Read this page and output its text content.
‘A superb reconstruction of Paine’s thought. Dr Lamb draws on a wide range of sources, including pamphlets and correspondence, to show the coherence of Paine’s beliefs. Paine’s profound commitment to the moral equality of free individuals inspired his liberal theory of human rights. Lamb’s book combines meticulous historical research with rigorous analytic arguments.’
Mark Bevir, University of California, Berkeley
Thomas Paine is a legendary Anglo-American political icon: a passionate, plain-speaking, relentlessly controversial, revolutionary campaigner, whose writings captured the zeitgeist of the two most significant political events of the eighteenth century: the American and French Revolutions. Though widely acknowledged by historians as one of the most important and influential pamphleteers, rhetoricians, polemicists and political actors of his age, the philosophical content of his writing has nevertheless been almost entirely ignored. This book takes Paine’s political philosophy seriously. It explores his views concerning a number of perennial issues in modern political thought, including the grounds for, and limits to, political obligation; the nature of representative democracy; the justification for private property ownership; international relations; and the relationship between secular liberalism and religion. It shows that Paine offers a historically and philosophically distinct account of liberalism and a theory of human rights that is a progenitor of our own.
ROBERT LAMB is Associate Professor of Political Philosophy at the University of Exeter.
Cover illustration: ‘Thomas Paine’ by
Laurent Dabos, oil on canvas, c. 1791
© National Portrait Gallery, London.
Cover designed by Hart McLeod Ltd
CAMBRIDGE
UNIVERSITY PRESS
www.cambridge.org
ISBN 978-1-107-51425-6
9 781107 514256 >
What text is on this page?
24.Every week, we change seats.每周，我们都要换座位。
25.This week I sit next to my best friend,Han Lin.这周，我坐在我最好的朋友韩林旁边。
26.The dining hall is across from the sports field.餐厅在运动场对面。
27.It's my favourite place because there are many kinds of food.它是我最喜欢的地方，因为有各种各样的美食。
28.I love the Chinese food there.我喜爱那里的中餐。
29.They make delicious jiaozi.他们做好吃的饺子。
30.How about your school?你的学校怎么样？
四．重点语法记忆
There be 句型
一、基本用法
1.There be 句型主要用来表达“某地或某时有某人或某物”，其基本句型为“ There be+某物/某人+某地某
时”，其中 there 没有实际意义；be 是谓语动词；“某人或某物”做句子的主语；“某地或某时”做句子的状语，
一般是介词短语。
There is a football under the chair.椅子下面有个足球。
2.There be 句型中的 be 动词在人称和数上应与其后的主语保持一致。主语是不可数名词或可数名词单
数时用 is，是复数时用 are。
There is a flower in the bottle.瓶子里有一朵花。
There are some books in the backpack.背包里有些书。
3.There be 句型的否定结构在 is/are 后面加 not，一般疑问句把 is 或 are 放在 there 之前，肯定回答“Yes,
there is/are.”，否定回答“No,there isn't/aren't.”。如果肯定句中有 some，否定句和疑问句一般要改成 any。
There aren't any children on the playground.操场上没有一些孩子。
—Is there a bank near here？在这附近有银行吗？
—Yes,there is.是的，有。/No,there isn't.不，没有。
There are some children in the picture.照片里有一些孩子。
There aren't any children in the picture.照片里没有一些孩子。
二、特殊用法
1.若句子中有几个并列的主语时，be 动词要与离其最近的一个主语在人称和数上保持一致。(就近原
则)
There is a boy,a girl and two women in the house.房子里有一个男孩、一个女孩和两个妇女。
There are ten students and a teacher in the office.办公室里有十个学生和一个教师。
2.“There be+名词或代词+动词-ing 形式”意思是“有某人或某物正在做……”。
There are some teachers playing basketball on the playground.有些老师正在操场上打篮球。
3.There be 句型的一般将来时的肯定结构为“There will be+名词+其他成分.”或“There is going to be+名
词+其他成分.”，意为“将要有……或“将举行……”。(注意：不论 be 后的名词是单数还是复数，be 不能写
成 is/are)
####################
JOB
Gather every line from the entries above where the word "week" appears, and copy them.

ANSWER TO THIS TASK
24.Every week, we change seats.每周，我们都要换座位。
25.This week I sit next to my best friend,Han Lin.这周，我坐在我最好的朋友韩林旁边。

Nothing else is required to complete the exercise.